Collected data
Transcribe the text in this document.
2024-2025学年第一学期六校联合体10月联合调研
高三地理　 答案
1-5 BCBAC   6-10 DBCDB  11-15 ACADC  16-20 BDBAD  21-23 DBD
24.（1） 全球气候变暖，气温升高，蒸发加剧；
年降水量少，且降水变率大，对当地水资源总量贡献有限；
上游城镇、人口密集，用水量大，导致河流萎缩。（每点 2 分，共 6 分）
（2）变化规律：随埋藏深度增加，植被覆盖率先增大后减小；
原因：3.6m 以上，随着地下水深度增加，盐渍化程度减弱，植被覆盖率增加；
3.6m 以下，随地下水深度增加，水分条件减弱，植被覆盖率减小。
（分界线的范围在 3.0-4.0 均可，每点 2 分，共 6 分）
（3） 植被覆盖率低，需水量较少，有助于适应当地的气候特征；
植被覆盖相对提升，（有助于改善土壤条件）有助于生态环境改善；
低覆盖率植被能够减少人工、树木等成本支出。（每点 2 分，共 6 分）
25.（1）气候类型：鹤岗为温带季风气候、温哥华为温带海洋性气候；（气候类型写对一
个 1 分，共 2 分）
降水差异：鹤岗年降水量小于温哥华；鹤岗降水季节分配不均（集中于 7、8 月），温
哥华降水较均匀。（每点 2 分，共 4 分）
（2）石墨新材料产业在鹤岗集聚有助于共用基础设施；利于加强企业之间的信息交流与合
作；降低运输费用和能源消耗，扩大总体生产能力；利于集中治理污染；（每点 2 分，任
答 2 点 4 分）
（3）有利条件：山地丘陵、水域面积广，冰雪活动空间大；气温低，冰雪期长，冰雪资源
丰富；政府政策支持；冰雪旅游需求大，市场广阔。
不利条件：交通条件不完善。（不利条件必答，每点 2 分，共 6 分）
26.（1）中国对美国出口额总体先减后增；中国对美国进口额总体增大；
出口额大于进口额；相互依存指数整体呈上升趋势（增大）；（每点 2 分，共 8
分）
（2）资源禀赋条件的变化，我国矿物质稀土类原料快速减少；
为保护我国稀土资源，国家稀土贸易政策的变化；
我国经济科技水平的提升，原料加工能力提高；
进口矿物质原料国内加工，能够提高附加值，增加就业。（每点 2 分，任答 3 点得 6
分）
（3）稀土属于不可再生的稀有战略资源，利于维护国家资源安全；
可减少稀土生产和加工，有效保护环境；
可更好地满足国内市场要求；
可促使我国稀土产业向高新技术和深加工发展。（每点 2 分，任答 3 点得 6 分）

* _Your task_: Extract every record. Keep wording exact.

* _Output_:
Transcribe the text in this document.
2024-2025学年第一学期六校联合体10月联合调研
高三地理　 答案
1-5 BCBAC   6-10 DBCDB  11-15 ACADC  16-20 BDBAD  21-23 DBD
24.（1） 全球气候变暖，气温升高，蒸发加剧；
年降水量少，且降水变率大，对当地水资源总量贡献有限；
上游城镇、人口密集，用水量大，导致河流萎缩。（每点 2 分，共 6 分）
（2）变化规律：随埋藏深度增加，植被覆盖率先增大后减小；
原因：3.6m 以上，随着地下水深度增加，盐渍化程度减弱，植被覆盖率增加；
3.6m 以下，随地下水深度增加，水分条件减弱，植被覆盖率减小。
（分界线的范围在 3.0-4.0 均可，每点 2 分，共 6 分）
（3） 植被覆盖率低，需水量较少，有助于适应当地的气候特征；
植被覆盖相对提升，（有助于改善土壤条件）有助于生态环境改善；
低覆盖率植被能够减少人工、树木等成本支出。（每点 2 分，共 6 分）
25.（1）气候类型：鹤岗为温带季风气候、温哥华为温带海洋性气候；（气候类型写对一
个 1 分，共 2 分）
降水差异：鹤岗年降水量小于温哥华；鹤岗降水季节分配不均（集中于 7、8 月），温
哥华降水较均匀。（每点 2 分，共 4 分）
（2）石墨新材料产业在鹤岗集聚有助于共用基础设施；利于加强企业之间的信息交流与合
作；降低运输费用和能源消耗，扩大总体生产能力；利于集中治理污染；（每点 2 分，任
答 2 点 4 分）
（3）有利条件：山地丘陵、水域面积广，冰雪活动空间大；气温低，冰雪期长，冰雪资源
丰富；政府政策支持；冰雪旅游需求大，市场广阔。
不利条件：交通条件不完善。（不利条件必答，每点 2 分，共 6 分）
26.（1）中国对美国出口额总体先减后增；中国对美国进口额总体增大；
出口额大于进口额；相互依存指数整体呈上升趋势（增大）；（每点 2 分，共 8
分）
（2）资源禀赋条件的变化，我国矿物质稀土类原料快速减少；
为保护我国稀土资源，国家稀土贸易政策的变化；
我国经济科技水平的提升，原料加工能力提高；
进口矿物质原料国内加工，能够提高附加值，增加就业。（每点 2 分，任答 3 点得 6
分）
（3）稀土属于不可再生的稀有战略资源，利于维护国家资源安全；
可减少稀土生产和加工，有效保护环境；
可更好地满足国内市场要求；
可促使我国稀土产业向高新技术和深加工发展。（每点 2 分，任答 3 点得 6 分）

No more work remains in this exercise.